**Source records**

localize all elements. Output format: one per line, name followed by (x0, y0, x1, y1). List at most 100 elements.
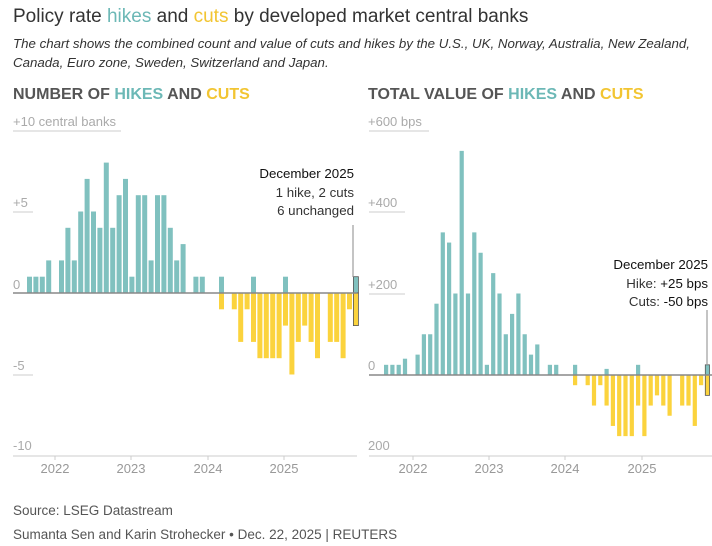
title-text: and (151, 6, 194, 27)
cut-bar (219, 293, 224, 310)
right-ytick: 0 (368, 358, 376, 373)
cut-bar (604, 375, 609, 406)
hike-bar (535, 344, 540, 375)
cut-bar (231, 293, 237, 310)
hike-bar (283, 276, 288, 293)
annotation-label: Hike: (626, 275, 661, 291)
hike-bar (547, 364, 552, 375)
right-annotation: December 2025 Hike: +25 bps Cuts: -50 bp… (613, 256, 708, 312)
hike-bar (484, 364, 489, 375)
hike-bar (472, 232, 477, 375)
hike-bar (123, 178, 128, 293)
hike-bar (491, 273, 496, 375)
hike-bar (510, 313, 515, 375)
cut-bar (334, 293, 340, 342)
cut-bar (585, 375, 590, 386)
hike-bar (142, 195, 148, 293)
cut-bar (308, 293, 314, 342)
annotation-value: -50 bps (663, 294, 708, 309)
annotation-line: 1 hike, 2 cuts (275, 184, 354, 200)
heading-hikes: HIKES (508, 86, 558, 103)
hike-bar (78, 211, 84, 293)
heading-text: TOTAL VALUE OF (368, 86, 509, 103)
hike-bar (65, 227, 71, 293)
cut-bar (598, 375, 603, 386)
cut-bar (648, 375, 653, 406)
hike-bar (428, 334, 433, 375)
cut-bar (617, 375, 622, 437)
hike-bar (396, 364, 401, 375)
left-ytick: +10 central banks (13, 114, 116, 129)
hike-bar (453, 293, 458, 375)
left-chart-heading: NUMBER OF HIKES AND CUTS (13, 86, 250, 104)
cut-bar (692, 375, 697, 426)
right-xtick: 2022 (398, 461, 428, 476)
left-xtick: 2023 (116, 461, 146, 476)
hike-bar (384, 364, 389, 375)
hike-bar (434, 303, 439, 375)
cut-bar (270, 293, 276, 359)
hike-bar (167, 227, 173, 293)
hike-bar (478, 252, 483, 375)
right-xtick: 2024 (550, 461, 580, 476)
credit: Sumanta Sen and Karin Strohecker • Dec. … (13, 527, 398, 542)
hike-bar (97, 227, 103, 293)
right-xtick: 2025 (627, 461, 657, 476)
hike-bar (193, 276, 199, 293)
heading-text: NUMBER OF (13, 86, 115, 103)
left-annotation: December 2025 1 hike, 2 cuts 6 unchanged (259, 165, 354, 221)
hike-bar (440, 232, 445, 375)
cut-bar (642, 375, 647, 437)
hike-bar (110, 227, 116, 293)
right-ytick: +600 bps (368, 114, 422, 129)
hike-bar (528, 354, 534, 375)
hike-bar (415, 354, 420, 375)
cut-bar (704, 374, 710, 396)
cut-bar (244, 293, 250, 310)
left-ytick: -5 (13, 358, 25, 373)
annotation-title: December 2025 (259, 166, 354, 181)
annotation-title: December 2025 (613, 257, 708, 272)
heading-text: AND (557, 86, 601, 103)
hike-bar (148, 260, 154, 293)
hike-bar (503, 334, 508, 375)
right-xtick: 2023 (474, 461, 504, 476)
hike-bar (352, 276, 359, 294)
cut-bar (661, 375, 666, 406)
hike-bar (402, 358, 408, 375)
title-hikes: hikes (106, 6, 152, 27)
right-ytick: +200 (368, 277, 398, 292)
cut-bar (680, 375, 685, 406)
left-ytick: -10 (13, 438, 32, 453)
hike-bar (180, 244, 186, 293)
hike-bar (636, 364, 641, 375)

**Task to carry out**
Copy out everything from the line containing "title-text: and (151, 6, 194, 27)" down to the line containing "left-annotation: December 2025", exactly as each line appears.

**Full answer**
title-text: and (151, 6, 194, 27)
cut-bar (219, 293, 224, 310)
right-ytick: 0 (368, 358, 376, 373)
cut-bar (604, 375, 609, 406)
hike-bar (535, 344, 540, 375)
cut-bar (231, 293, 237, 310)
hike-bar (283, 276, 288, 293)
annotation-label: Hike: (626, 275, 661, 291)
hike-bar (547, 364, 552, 375)
right-annotation: December 2025 Hike: +25 bps Cuts: -50 bp… (613, 256, 708, 312)
hike-bar (484, 364, 489, 375)
hike-bar (472, 232, 477, 375)
hike-bar (123, 178, 128, 293)
hike-bar (491, 273, 496, 375)
hike-bar (510, 313, 515, 375)
cut-bar (334, 293, 340, 342)
cut-bar (585, 375, 590, 386)
hike-bar (142, 195, 148, 293)
cut-bar (308, 293, 314, 342)
annotation-value: -50 bps (663, 294, 708, 309)
annotation-line: 1 hike, 2 cuts (275, 184, 354, 200)
heading-hikes: HIKES (508, 86, 558, 103)
hike-bar (78, 211, 84, 293)
heading-text: TOTAL VALUE OF (368, 86, 509, 103)
hike-bar (65, 227, 71, 293)
cut-bar (598, 375, 603, 386)
cut-bar (648, 375, 653, 406)
hike-bar (428, 334, 433, 375)
cut-bar (617, 375, 622, 437)
hike-bar (396, 364, 401, 375)
left-ytick: +10 central banks (13, 114, 116, 129)
hike-bar (453, 293, 458, 375)
left-chart-heading: NUMBER OF HIKES AND CUTS (13, 86, 250, 104)
cut-bar (692, 375, 697, 426)
right-xtick: 2022 (398, 461, 428, 476)
left-xtick: 2023 (116, 461, 146, 476)
hike-bar (384, 364, 389, 375)
hike-bar (434, 303, 439, 375)
cut-bar (270, 293, 276, 359)
hike-bar (167, 227, 173, 293)
hike-bar (478, 252, 483, 375)
right-xtick: 2024 (550, 461, 580, 476)
credit: Sumanta Sen and Karin Strohecker • Dec. … (13, 527, 398, 542)
hike-bar (97, 227, 103, 293)
right-xtick: 2025 (627, 461, 657, 476)
hike-bar (193, 276, 199, 293)
heading-text: NUMBER OF (13, 86, 115, 103)
left-annotation: December 2025 1 hike, 2 cuts 6 unchanged (259, 165, 354, 221)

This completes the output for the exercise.